--- Begin ---
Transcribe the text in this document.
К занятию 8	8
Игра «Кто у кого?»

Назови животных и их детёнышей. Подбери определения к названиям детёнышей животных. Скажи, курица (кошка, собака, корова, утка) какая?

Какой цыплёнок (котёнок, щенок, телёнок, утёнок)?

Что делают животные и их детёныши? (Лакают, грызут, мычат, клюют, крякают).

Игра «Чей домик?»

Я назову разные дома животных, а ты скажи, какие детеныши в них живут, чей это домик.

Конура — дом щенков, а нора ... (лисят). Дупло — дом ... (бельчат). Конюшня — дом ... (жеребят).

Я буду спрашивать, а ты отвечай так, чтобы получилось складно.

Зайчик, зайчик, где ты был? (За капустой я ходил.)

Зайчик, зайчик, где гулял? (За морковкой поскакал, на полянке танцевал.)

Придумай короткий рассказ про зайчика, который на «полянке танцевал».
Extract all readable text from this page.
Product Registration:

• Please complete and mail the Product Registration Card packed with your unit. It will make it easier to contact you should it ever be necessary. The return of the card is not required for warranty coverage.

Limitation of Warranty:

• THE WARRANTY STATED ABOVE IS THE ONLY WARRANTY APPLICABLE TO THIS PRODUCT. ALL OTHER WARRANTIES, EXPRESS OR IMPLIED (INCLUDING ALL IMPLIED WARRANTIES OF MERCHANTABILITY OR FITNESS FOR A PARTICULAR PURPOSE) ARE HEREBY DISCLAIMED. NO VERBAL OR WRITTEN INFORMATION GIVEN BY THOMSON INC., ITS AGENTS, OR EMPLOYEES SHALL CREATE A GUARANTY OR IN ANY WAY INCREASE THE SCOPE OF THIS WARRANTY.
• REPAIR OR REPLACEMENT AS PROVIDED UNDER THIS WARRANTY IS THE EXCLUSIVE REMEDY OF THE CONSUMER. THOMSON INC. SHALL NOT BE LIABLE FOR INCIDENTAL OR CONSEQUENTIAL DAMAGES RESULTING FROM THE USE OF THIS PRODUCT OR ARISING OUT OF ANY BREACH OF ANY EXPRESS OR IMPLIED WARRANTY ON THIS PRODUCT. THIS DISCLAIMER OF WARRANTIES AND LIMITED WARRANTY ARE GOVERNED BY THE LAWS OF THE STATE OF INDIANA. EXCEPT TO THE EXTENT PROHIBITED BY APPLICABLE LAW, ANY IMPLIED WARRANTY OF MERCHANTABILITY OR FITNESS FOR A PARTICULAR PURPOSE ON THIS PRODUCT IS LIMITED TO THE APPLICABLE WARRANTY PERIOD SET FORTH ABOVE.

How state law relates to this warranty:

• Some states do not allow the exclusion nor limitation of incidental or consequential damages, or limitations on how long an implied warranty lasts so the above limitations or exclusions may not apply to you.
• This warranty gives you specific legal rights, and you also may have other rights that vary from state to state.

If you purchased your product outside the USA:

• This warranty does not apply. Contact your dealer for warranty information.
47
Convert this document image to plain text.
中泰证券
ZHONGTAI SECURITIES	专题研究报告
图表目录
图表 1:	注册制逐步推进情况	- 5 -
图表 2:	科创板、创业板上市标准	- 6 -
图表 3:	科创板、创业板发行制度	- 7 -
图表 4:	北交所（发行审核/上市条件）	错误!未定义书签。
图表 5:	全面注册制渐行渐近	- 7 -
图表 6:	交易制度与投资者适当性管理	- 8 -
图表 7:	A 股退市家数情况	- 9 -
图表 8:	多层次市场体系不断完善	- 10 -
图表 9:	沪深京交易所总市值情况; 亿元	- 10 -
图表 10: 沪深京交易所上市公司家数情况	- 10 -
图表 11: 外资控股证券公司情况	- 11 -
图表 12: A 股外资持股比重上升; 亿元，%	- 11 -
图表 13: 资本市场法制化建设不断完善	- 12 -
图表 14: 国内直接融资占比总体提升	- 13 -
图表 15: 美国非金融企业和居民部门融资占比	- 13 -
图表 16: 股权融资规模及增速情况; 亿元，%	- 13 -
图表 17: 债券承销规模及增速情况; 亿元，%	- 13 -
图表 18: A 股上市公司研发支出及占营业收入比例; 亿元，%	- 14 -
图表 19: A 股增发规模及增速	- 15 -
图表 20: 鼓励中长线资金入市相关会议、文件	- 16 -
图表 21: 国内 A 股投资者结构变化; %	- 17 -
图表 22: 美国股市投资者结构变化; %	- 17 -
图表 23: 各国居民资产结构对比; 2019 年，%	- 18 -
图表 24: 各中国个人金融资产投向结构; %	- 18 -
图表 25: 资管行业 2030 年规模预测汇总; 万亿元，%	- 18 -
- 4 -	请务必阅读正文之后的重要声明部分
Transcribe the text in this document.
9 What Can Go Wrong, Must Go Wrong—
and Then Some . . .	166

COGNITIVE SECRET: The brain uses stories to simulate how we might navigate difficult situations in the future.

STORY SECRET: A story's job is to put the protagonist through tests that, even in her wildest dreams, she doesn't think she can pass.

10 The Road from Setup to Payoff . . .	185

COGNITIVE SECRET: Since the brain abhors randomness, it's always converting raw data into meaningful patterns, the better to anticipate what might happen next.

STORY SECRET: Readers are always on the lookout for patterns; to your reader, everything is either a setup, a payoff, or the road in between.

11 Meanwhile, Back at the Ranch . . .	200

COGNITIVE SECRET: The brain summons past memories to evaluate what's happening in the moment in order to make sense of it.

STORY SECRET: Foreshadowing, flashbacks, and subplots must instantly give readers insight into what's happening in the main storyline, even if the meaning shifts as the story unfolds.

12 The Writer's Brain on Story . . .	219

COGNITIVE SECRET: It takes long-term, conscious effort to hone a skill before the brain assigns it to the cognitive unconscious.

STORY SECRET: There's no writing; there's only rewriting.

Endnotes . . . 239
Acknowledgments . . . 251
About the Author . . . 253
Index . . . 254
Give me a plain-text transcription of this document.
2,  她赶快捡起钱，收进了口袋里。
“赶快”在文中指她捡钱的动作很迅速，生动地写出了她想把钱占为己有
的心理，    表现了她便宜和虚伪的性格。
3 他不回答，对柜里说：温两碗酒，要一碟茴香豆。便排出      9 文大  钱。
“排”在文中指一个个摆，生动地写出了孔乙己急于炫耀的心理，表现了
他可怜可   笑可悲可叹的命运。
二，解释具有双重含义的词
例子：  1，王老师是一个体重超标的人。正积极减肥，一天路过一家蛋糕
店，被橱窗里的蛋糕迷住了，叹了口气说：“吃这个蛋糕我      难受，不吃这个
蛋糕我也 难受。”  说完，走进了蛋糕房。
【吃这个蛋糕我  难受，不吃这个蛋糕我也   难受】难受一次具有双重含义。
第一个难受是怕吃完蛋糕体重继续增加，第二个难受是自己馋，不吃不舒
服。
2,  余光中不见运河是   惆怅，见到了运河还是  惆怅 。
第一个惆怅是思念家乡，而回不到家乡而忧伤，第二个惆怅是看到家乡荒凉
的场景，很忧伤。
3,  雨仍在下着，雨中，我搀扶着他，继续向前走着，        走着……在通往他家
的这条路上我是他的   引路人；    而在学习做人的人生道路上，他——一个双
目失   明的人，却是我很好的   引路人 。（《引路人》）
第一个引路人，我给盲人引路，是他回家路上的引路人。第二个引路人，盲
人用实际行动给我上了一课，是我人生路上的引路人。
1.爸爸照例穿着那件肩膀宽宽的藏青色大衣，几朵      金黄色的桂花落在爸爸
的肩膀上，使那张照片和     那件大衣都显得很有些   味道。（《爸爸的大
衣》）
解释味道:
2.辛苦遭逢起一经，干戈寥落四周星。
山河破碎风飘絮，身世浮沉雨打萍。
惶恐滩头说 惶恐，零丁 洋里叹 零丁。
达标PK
--- End ---
**WHAT THE TASK ASKS**
Reproduce the records above exactly as they appear.

**SOLVED PROBLEM**
Transcribe the text in this document.
К занятию 8	8
Игра «Кто у кого?»

Назови животных и их детёнышей. Подбери определения к названиям детёнышей животных. Скажи, курица (кошка, собака, корова, утка) какая?

Какой цыплёнок (котёнок, щенок, телёнок, утёнок)?

Что делают животные и их детёныши? (Лакают, грызут, мычат, клюют, крякают).

Игра «Чей домик?»

Я назову разные дома животных, а ты скажи, какие детеныши в них живут, чей это домик.

Конура — дом щенков, а нора ... (лисят). Дупло — дом ... (бельчат). Конюшня — дом ... (жеребят).

Я буду спрашивать, а ты отвечай так, чтобы получилось складно.

Зайчик, зайчик, где ты был? (За капустой я ходил.)

Зайчик, зайчик, где гулял? (За морковкой поскакал, на полянке танцевал.)

Придумай короткий рассказ про зайчика, который на «полянке танцевал».
Extract all readable text from this page.
Product Registration:

• Please complete and mail the Product Registration Card packed with your unit. It will make it easier to contact you should it ever be necessary. The return of the card is not required for warranty coverage.

Limitation of Warranty:

• THE WARRANTY STATED ABOVE IS THE ONLY WARRANTY APPLICABLE TO THIS PRODUCT. ALL OTHER WARRANTIES, EXPRESS OR IMPLIED (INCLUDING ALL IMPLIED WARRANTIES OF MERCHANTABILITY OR FITNESS FOR A PARTICULAR PURPOSE) ARE HEREBY DISCLAIMED. NO VERBAL OR WRITTEN INFORMATION GIVEN BY THOMSON INC., ITS AGENTS, OR EMPLOYEES SHALL CREATE A GUARANTY OR IN ANY WAY INCREASE THE SCOPE OF THIS WARRANTY.
• REPAIR OR REPLACEMENT AS PROVIDED UNDER THIS WARRANTY IS THE EXCLUSIVE REMEDY OF THE CONSUMER. THOMSON INC. SHALL NOT BE LIABLE FOR INCIDENTAL OR CONSEQUENTIAL DAMAGES RESULTING FROM THE USE OF THIS PRODUCT OR ARISING OUT OF ANY BREACH OF ANY EXPRESS OR IMPLIED WARRANTY ON THIS PRODUCT. THIS DISCLAIMER OF WARRANTIES AND LIMITED WARRANTY ARE GOVERNED BY THE LAWS OF THE STATE OF INDIANA. EXCEPT TO THE EXTENT PROHIBITED BY APPLICABLE LAW, ANY IMPLIED WARRANTY OF MERCHANTABILITY OR FITNESS FOR A PARTICULAR PURPOSE ON THIS PRODUCT IS LIMITED TO THE APPLICABLE WARRANTY PERIOD SET FORTH ABOVE.

How state law relates to this warranty:

• Some states do not allow the exclusion nor limitation of incidental or consequential damages, or limitations on how long an implied warranty lasts so the above limitations or exclusions may not apply to you.
• This warranty gives you specific legal rights, and you also may have other rights that vary from state to state.

If you purchased your product outside the USA:

• This warranty does not apply. Contact your dealer for warranty information.
47
Convert this document image to plain text.
中泰证券
ZHONGTAI SECURITIES	专题研究报告
图表目录
图表 1:	注册制逐步推进情况	- 5 -
图表 2:	科创板、创业板上市标准	- 6 -
图表 3:	科创板、创业板发行制度	- 7 -
图表 4:	北交所（发行审核/上市条件）	错误!未定义书签。
图表 5:	全面注册制渐行渐近	- 7 -
图表 6:	交易制度与投资者适当性管理	- 8 -
图表 7:	A 股退市家数情况	- 9 -
图表 8:	多层次市场体系不断完善	- 10 -
图表 9:	沪深京交易所总市值情况; 亿元	- 10 -
图表 10: 沪深京交易所上市公司家数情况	- 10 -
图表 11: 外资控股证券公司情况	- 11 -
图表 12: A 股外资持股比重上升; 亿元，%	- 11 -
图表 13: 资本市场法制化建设不断完善	- 12 -
图表 14: 国内直接融资占比总体提升	- 13 -
图表 15: 美国非金融企业和居民部门融资占比	- 13 -
图表 16: 股权融资规模及增速情况; 亿元，%	- 13 -
图表 17: 债券承销规模及增速情况; 亿元，%	- 13 -
图表 18: A 股上市公司研发支出及占营业收入比例; 亿元，%	- 14 -
图表 19: A 股增发规模及增速	- 15 -
图表 20: 鼓励中长线资金入市相关会议、文件	- 16 -
图表 21: 国内 A 股投资者结构变化; %	- 17 -
图表 22: 美国股市投资者结构变化; %	- 17 -
图表 23: 各国居民资产结构对比; 2019 年，%	- 18 -
图表 24: 各中国个人金融资产投向结构; %	- 18 -
图表 25: 资管行业 2030 年规模预测汇总; 万亿元，%	- 18 -
- 4 -	请务必阅读正文之后的重要声明部分
Transcribe the text in this document.
9 What Can Go Wrong, Must Go Wrong—
and Then Some . . .	166

COGNITIVE SECRET: The brain uses stories to simulate how we might navigate difficult situations in the future.

STORY SECRET: A story's job is to put the protagonist through tests that, even in her wildest dreams, she doesn't think she can pass.

10 The Road from Setup to Payoff . . .	185

COGNITIVE SECRET: Since the brain abhors randomness, it's always converting raw data into meaningful patterns, the better to anticipate what might happen next.

STORY SECRET: Readers are always on the lookout for patterns; to your reader, everything is either a setup, a payoff, or the road in between.

11 Meanwhile, Back at the Ranch . . .	200

COGNITIVE SECRET: The brain summons past memories to evaluate what's happening in the moment in order to make sense of it.

STORY SECRET: Foreshadowing, flashbacks, and subplots must instantly give readers insight into what's happening in the main storyline, even if the meaning shifts as the story unfolds.

12 The Writer's Brain on Story . . .	219

COGNITIVE SECRET: It takes long-term, conscious effort to hone a skill before the brain assigns it to the cognitive unconscious.

STORY SECRET: There's no writing; there's only rewriting.

Endnotes . . . 239
Acknowledgments . . . 251
About the Author . . . 253
Index . . . 254
Give me a plain-text transcription of this document.
2,  她赶快捡起钱，收进了口袋里。
“赶快”在文中指她捡钱的动作很迅速，生动地写出了她想把钱占为己有
的心理，    表现了她便宜和虚伪的性格。
3 他不回答，对柜里说：温两碗酒，要一碟茴香豆。便排出      9 文大  钱。
“排”在文中指一个个摆，生动地写出了孔乙己急于炫耀的心理，表现了
他可怜可   笑可悲可叹的命运。
二，解释具有双重含义的词
例子：  1，王老师是一个体重超标的人。正积极减肥，一天路过一家蛋糕
店，被橱窗里的蛋糕迷住了，叹了口气说：“吃这个蛋糕我      难受，不吃这个
蛋糕我也 难受。”  说完，走进了蛋糕房。
【吃这个蛋糕我  难受，不吃这个蛋糕我也   难受】难受一次具有双重含义。
第一个难受是怕吃完蛋糕体重继续增加，第二个难受是自己馋，不吃不舒
服。
2,  余光中不见运河是   惆怅，见到了运河还是  惆怅 。
第一个惆怅是思念家乡，而回不到家乡而忧伤，第二个惆怅是看到家乡荒凉
的场景，很忧伤。
3,  雨仍在下着，雨中，我搀扶着他，继续向前走着，        走着……在通往他家
的这条路上我是他的   引路人；    而在学习做人的人生道路上，他——一个双
目失   明的人，却是我很好的   引路人 。（《引路人》）
第一个引路人，我给盲人引路，是他回家路上的引路人。第二个引路人，盲
人用实际行动给我上了一课，是我人生路上的引路人。
1.爸爸照例穿着那件肩膀宽宽的藏青色大衣，几朵      金黄色的桂花落在爸爸
的肩膀上，使那张照片和     那件大衣都显得很有些   味道。（《爸爸的大
衣》）
解释味道:
2.辛苦遭逢起一经，干戈寥落四周星。
山河破碎风飘絮，身世浮沉雨打萍。
惶恐滩头说 惶恐，零丁 洋里叹 零丁。
达标PK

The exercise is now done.